Given instruction:
Output the entries verbatim, including every line.

Recorded data:
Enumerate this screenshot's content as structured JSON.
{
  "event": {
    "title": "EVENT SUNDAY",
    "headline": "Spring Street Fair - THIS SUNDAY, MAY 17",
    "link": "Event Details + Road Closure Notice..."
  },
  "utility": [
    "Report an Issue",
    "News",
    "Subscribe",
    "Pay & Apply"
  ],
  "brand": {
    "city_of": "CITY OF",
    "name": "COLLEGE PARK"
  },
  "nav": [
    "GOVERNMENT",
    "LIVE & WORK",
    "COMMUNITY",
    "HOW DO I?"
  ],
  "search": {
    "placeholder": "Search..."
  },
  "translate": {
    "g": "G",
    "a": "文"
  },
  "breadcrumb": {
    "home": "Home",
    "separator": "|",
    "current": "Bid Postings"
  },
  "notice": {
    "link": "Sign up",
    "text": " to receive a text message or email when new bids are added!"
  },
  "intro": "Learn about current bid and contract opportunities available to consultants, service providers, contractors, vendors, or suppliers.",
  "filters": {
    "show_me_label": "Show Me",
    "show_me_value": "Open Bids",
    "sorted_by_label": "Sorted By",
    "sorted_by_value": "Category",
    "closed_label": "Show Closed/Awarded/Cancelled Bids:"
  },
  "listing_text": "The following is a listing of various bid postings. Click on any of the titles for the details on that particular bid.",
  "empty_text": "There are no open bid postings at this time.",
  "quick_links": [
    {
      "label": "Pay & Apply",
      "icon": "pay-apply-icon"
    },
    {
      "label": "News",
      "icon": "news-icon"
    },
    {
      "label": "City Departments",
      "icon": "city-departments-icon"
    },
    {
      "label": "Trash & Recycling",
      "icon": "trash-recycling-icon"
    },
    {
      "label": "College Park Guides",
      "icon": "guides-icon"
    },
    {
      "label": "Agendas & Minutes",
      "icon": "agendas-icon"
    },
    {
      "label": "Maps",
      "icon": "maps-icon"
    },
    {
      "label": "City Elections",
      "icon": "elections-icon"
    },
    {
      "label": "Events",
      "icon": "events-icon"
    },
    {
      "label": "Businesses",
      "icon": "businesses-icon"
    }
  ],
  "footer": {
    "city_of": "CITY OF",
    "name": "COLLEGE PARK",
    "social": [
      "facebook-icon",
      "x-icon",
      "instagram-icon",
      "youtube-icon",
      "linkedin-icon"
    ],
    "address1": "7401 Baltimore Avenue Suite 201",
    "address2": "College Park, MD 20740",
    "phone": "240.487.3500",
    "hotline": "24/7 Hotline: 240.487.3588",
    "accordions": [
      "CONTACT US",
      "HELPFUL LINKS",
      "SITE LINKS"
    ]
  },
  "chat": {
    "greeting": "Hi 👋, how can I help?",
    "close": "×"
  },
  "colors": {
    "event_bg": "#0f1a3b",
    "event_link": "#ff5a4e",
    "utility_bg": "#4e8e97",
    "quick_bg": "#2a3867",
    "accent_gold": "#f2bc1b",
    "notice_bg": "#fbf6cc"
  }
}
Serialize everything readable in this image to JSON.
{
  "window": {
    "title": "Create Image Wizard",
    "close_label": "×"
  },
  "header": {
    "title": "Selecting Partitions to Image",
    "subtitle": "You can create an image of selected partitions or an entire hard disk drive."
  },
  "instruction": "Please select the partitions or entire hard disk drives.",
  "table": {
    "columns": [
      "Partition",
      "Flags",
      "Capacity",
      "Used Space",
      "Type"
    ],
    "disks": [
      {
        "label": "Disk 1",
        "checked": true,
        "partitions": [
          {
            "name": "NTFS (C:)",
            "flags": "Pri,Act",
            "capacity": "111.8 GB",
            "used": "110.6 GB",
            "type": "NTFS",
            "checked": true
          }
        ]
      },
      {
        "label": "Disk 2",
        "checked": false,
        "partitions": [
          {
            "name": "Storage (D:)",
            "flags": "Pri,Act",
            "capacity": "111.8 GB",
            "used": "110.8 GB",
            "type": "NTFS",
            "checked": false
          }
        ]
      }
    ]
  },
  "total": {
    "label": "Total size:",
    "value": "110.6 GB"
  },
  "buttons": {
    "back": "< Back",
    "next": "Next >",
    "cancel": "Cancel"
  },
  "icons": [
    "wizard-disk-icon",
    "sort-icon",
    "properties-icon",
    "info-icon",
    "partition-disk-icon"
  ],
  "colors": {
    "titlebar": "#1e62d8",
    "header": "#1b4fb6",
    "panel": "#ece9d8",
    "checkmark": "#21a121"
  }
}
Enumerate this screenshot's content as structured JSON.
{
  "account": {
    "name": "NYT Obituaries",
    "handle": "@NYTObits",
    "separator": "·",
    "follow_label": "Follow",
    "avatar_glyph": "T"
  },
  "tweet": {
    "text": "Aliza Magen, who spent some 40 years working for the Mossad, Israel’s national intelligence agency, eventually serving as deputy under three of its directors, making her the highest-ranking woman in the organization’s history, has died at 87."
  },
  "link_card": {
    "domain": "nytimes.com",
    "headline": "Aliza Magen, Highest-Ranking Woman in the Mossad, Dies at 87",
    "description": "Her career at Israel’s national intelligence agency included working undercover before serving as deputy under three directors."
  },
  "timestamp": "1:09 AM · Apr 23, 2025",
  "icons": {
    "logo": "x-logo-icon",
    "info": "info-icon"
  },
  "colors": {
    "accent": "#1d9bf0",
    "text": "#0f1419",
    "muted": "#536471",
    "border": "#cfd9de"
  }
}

Response for this exercise:
Enumerate this screenshot's content as structured JSON.
{
  "event": {
    "title": "EVENT SUNDAY",
    "headline": "Spring Street Fair - THIS SUNDAY, MAY 17",
    "link": "Event Details + Road Closure Notice..."
  },
  "utility": [
    "Report an Issue",
    "News",
    "Subscribe",
    "Pay & Apply"
  ],
  "brand": {
    "city_of": "CITY OF",
    "name": "COLLEGE PARK"
  },
  "nav": [
    "GOVERNMENT",
    "LIVE & WORK",
    "COMMUNITY",
    "HOW DO I?"
  ],
  "search": {
    "placeholder": "Search..."
  },
  "translate": {
    "g": "G",
    "a": "文"
  },
  "breadcrumb": {
    "home": "Home",
    "separator": "|",
    "current": "Bid Postings"
  },
  "notice": {
    "link": "Sign up",
    "text": " to receive a text message or email when new bids are added!"
  },
  "intro": "Learn about current bid and contract opportunities available to consultants, service providers, contractors, vendors, or suppliers.",
  "filters": {
    "show_me_label": "Show Me",
    "show_me_value": "Open Bids",
    "sorted_by_label": "Sorted By",
    "sorted_by_value": "Category",
    "closed_label": "Show Closed/Awarded/Cancelled Bids:"
  },
  "listing_text": "The following is a listing of various bid postings. Click on any of the titles for the details on that particular bid.",
  "empty_text": "There are no open bid postings at this time.",
  "quick_links": [
    {
      "label": "Pay & Apply",
      "icon": "pay-apply-icon"
    },
    {
      "label": "News",
      "icon": "news-icon"
    },
    {
      "label": "City Departments",
      "icon": "city-departments-icon"
    },
    {
      "label": "Trash & Recycling",
      "icon": "trash-recycling-icon"
    },
    {
      "label": "College Park Guides",
      "icon": "guides-icon"
    },
    {
      "label": "Agendas & Minutes",
      "icon": "agendas-icon"
    },
    {
      "label": "Maps",
      "icon": "maps-icon"
    },
    {
      "label": "City Elections",
      "icon": "elections-icon"
    },
    {
      "label": "Events",
      "icon": "events-icon"
    },
    {
      "label": "Businesses",
      "icon": "businesses-icon"
    }
  ],
  "footer": {
    "city_of": "CITY OF",
    "name": "COLLEGE PARK",
    "social": [
      "facebook-icon",
      "x-icon",
      "instagram-icon",
      "youtube-icon",
      "linkedin-icon"
    ],
    "address1": "7401 Baltimore Avenue Suite 201",
    "address2": "College Park, MD 20740",
    "phone": "240.487.3500",
    "hotline": "24/7 Hotline: 240.487.3588",
    "accordions": [
      "CONTACT US",
      "HELPFUL LINKS",
      "SITE LINKS"
    ]
  },
  "chat": {
    "greeting": "Hi 👋, how can I help?",
    "close": "×"
  },
  "colors": {
    "event_bg": "#0f1a3b",
    "event_link": "#ff5a4e",
    "utility_bg": "#4e8e97",
    "quick_bg": "#2a3867",
    "accent_gold": "#f2bc1b",
    "notice_bg": "#fbf6cc"
  }
}
Serialize everything readable in this image to JSON.
{
  "window": {
    "title": "Create Image Wizard",
    "close_label": "×"
  },
  "header": {
    "title": "Selecting Partitions to Image",
    "subtitle": "You can create an image of selected partitions or an entire hard disk drive."
  },
  "instruction": "Please select the partitions or entire hard disk drives.",
  "table": {
    "columns": [
      "Partition",
      "Flags",
      "Capacity",
      "Used Space",
      "Type"
    ],
    "disks": [
      {
        "label": "Disk 1",
        "checked": true,
        "partitions": [
          {
            "name": "NTFS (C:)",
            "flags": "Pri,Act",
            "capacity": "111.8 GB",
            "used": "110.6 GB",
            "type": "NTFS",
            "checked": true
          }
        ]
      },
      {
        "label": "Disk 2",
        "checked": false,
        "partitions": [
          {
            "name": "Storage (D:)",
            "flags": "Pri,Act",
            "capacity": "111.8 GB",
            "used": "110.8 GB",
            "type": "NTFS",
            "checked": false
          }
        ]
      }
    ]
  },
  "total": {
    "label": "Total size:",
    "value": "110.6 GB"
  },
  "buttons": {
    "back": "< Back",
    "next": "Next >",
    "cancel": "Cancel"
  },
  "icons": [
    "wizard-disk-icon",
    "sort-icon",
    "properties-icon",
    "info-icon",
    "partition-disk-icon"
  ],
  "colors": {
    "titlebar": "#1e62d8",
    "header": "#1b4fb6",
    "panel": "#ece9d8",
    "checkmark": "#21a121"
  }
}
Enumerate this screenshot's content as structured JSON.
{
  "account": {
    "name": "NYT Obituaries",
    "handle": "@NYTObits",
    "separator": "·",
    "follow_label": "Follow",
    "avatar_glyph": "T"
  },
  "tweet": {
    "text": "Aliza Magen, who spent some 40 years working for the Mossad, Israel’s national intelligence agency, eventually serving as deputy under three of its directors, making her the highest-ranking woman in the organization’s history, has died at 87."
  },
  "link_card": {
    "domain": "nytimes.com",
    "headline": "Aliza Magen, Highest-Ranking Woman in the Mossad, Dies at 87",
    "description": "Her career at Israel’s national intelligence agency included working undercover before serving as deputy under three directors."
  },
  "timestamp": "1:09 AM · Apr 23, 2025",
  "icons": {
    "logo": "x-logo-icon",
    "info": "info-icon"
  },
  "colors": {
    "accent": "#1d9bf0",
    "text": "#0f1419",
    "muted": "#536471",
    "border": "#cfd9de"
  }
}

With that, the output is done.